### Problem
Print every line of the listing exactly, please.

═══

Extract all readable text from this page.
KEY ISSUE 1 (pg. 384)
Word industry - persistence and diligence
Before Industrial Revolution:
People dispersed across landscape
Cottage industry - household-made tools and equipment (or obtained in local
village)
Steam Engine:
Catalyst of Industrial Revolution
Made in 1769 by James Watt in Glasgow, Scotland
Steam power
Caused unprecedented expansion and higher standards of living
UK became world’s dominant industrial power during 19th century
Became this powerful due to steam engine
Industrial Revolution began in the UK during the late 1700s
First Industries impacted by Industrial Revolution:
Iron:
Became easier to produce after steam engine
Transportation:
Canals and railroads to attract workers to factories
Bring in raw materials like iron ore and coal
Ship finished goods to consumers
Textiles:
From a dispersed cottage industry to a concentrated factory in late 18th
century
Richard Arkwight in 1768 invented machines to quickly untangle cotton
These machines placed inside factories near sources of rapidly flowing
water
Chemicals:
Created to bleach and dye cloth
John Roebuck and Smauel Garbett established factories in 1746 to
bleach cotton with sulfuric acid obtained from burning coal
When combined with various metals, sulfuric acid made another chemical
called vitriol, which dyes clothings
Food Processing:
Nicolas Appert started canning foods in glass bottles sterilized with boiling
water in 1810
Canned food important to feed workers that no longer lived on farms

═══

### Final result
Extract all readable text from this page.
KEY ISSUE 1 (pg. 384)
Word industry - persistence and diligence
Before Industrial Revolution:
People dispersed across landscape
Cottage industry - household-made tools and equipment (or obtained in local
village)
Steam Engine:
Catalyst of Industrial Revolution
Made in 1769 by James Watt in Glasgow, Scotland
Steam power
Caused unprecedented expansion and higher standards of living
UK became world’s dominant industrial power during 19th century
Became this powerful due to steam engine
Industrial Revolution began in the UK during the late 1700s
First Industries impacted by Industrial Revolution:
Iron:
Became easier to produce after steam engine
Transportation:
Canals and railroads to attract workers to factories
Bring in raw materials like iron ore and coal
Ship finished goods to consumers
Textiles:
From a dispersed cottage industry to a concentrated factory in late 18th
century
Richard Arkwight in 1768 invented machines to quickly untangle cotton
These machines placed inside factories near sources of rapidly flowing
water
Chemicals:
Created to bleach and dye cloth
John Roebuck and Smauel Garbett established factories in 1746 to
bleach cotton with sulfuric acid obtained from burning coal
When combined with various metals, sulfuric acid made another chemical
called vitriol, which dyes clothings
Food Processing:
Nicolas Appert started canning foods in glass bottles sterilized with boiling
water in 1810
Canned food important to feed workers that no longer lived on farms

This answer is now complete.